### [Task instructions]
Exactly as they appear, output all of the entries.

--- begin Records ---

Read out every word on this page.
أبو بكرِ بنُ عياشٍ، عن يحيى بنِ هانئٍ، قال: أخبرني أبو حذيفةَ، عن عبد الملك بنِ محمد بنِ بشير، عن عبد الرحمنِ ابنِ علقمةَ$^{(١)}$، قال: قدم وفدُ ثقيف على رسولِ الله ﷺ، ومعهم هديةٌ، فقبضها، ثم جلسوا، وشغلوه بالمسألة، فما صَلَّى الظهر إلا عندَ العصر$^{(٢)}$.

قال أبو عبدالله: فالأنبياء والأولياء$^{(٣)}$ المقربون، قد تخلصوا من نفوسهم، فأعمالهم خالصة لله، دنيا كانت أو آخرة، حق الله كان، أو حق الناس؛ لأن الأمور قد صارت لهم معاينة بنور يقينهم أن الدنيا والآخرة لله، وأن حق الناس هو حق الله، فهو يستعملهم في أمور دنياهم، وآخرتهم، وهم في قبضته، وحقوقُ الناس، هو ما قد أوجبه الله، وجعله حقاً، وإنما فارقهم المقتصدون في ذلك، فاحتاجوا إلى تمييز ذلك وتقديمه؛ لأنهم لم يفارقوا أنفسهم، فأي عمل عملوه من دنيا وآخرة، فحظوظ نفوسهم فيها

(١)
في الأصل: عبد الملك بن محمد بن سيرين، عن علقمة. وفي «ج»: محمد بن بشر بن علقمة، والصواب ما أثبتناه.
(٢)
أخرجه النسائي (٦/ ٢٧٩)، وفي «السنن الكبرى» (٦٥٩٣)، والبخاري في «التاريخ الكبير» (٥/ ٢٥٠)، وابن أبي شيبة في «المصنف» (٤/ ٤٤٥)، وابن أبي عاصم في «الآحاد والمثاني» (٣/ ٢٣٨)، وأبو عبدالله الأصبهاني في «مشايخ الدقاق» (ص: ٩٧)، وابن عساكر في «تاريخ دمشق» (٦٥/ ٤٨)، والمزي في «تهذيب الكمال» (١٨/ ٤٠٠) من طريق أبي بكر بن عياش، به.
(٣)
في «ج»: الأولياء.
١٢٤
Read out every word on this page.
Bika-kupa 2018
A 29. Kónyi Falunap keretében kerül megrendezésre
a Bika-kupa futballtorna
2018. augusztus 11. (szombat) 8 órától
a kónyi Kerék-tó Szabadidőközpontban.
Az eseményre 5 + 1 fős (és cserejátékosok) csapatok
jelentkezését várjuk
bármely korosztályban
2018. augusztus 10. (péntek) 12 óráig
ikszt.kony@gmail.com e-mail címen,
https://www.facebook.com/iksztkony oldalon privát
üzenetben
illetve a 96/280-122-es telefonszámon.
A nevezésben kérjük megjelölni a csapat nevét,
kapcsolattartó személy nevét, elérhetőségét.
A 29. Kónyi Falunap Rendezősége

--- end Records ---

### [Reply]
Read out every word on this page.
أبو بكرِ بنُ عياشٍ، عن يحيى بنِ هانئٍ، قال: أخبرني أبو حذيفةَ، عن عبد الملك بنِ محمد بنِ بشير، عن عبد الرحمنِ ابنِ علقمةَ$^{(١)}$، قال: قدم وفدُ ثقيف على رسولِ الله ﷺ، ومعهم هديةٌ، فقبضها، ثم جلسوا، وشغلوه بالمسألة، فما صَلَّى الظهر إلا عندَ العصر$^{(٢)}$.

قال أبو عبدالله: فالأنبياء والأولياء$^{(٣)}$ المقربون، قد تخلصوا من نفوسهم، فأعمالهم خالصة لله، دنيا كانت أو آخرة، حق الله كان، أو حق الناس؛ لأن الأمور قد صارت لهم معاينة بنور يقينهم أن الدنيا والآخرة لله، وأن حق الناس هو حق الله، فهو يستعملهم في أمور دنياهم، وآخرتهم، وهم في قبضته، وحقوقُ الناس، هو ما قد أوجبه الله، وجعله حقاً، وإنما فارقهم المقتصدون في ذلك، فاحتاجوا إلى تمييز ذلك وتقديمه؛ لأنهم لم يفارقوا أنفسهم، فأي عمل عملوه من دنيا وآخرة، فحظوظ نفوسهم فيها

(١)
في الأصل: عبد الملك بن محمد بن سيرين، عن علقمة. وفي «ج»: محمد بن بشر بن علقمة، والصواب ما أثبتناه.
(٢)
أخرجه النسائي (٦/ ٢٧٩)، وفي «السنن الكبرى» (٦٥٩٣)، والبخاري في «التاريخ الكبير» (٥/ ٢٥٠)، وابن أبي شيبة في «المصنف» (٤/ ٤٤٥)، وابن أبي عاصم في «الآحاد والمثاني» (٣/ ٢٣٨)، وأبو عبدالله الأصبهاني في «مشايخ الدقاق» (ص: ٩٧)، وابن عساكر في «تاريخ دمشق» (٦٥/ ٤٨)، والمزي في «تهذيب الكمال» (١٨/ ٤٠٠) من طريق أبي بكر بن عياش، به.
(٣)
في «ج»: الأولياء.
١٢٤
Read out every word on this page.
Bika-kupa 2018
A 29. Kónyi Falunap keretében kerül megrendezésre
a Bika-kupa futballtorna
2018. augusztus 11. (szombat) 8 órától
a kónyi Kerék-tó Szabadidőközpontban.
Az eseményre 5 + 1 fős (és cserejátékosok) csapatok
jelentkezését várjuk
bármely korosztályban
2018. augusztus 10. (péntek) 12 óráig
ikszt.kony@gmail.com e-mail címen,
https://www.facebook.com/iksztkony oldalon privát
üzenetben
illetve a 96/280-122-es telefonszámon.
A nevezésben kérjük megjelölni a csapat nevét,
kapcsolattartó személy nevét, elérhetőségét.
A 29. Kónyi Falunap Rendezősége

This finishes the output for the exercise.